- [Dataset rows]
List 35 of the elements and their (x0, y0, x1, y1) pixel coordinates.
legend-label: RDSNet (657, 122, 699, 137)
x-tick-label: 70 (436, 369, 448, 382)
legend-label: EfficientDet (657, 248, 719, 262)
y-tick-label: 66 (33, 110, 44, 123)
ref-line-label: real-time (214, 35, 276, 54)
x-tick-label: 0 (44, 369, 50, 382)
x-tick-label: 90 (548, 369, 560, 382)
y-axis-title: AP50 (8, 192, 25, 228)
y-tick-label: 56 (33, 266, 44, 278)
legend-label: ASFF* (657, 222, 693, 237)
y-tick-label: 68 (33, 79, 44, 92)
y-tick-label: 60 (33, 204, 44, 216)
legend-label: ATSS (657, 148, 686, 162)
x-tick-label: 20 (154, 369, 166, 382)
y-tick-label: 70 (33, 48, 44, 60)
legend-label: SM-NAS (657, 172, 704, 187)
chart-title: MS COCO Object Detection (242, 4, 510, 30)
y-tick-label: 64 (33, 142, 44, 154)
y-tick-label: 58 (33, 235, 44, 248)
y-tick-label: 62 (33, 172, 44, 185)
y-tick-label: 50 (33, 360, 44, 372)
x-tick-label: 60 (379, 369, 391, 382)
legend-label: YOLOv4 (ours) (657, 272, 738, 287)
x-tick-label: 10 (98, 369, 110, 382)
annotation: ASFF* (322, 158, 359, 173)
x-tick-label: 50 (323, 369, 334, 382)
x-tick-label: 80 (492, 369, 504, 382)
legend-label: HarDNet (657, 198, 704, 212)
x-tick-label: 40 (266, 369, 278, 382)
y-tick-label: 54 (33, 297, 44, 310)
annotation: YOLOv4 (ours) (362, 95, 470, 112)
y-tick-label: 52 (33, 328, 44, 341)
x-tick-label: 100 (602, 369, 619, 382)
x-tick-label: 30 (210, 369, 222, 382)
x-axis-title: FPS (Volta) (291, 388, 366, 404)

- [Request] Please reproduce the material above line for line, without any changes.

- [Exercise answer]
List 35 of the elements and their (x0, y0, x1, y1) pixel coordinates.
legend-label: RDSNet (657, 122, 699, 137)
x-tick-label: 70 (436, 369, 448, 382)
legend-label: EfficientDet (657, 248, 719, 262)
y-tick-label: 66 (33, 110, 44, 123)
ref-line-label: real-time (214, 35, 276, 54)
x-tick-label: 0 (44, 369, 50, 382)
x-tick-label: 90 (548, 369, 560, 382)
y-axis-title: AP50 (8, 192, 25, 228)
y-tick-label: 56 (33, 266, 44, 278)
legend-label: ASFF* (657, 222, 693, 237)
y-tick-label: 68 (33, 79, 44, 92)
y-tick-label: 60 (33, 204, 44, 216)
legend-label: ATSS (657, 148, 686, 162)
x-tick-label: 20 (154, 369, 166, 382)
y-tick-label: 70 (33, 48, 44, 60)
legend-label: SM-NAS (657, 172, 704, 187)
chart-title: MS COCO Object Detection (242, 4, 510, 30)
y-tick-label: 64 (33, 142, 44, 154)
y-tick-label: 58 (33, 235, 44, 248)
y-tick-label: 62 (33, 172, 44, 185)
y-tick-label: 50 (33, 360, 44, 372)
x-tick-label: 60 (379, 369, 391, 382)
legend-label: YOLOv4 (ours) (657, 272, 738, 287)
x-tick-label: 10 (98, 369, 110, 382)
annotation: ASFF* (322, 158, 359, 173)
x-tick-label: 50 (323, 369, 334, 382)
x-tick-label: 80 (492, 369, 504, 382)
legend-label: HarDNet (657, 198, 704, 212)
x-tick-label: 40 (266, 369, 278, 382)
y-tick-label: 54 (33, 297, 44, 310)
annotation: YOLOv4 (ours) (362, 95, 470, 112)
y-tick-label: 52 (33, 328, 44, 341)
x-tick-label: 100 (602, 369, 619, 382)
x-tick-label: 30 (210, 369, 222, 382)
x-axis-title: FPS (Volta) (291, 388, 366, 404)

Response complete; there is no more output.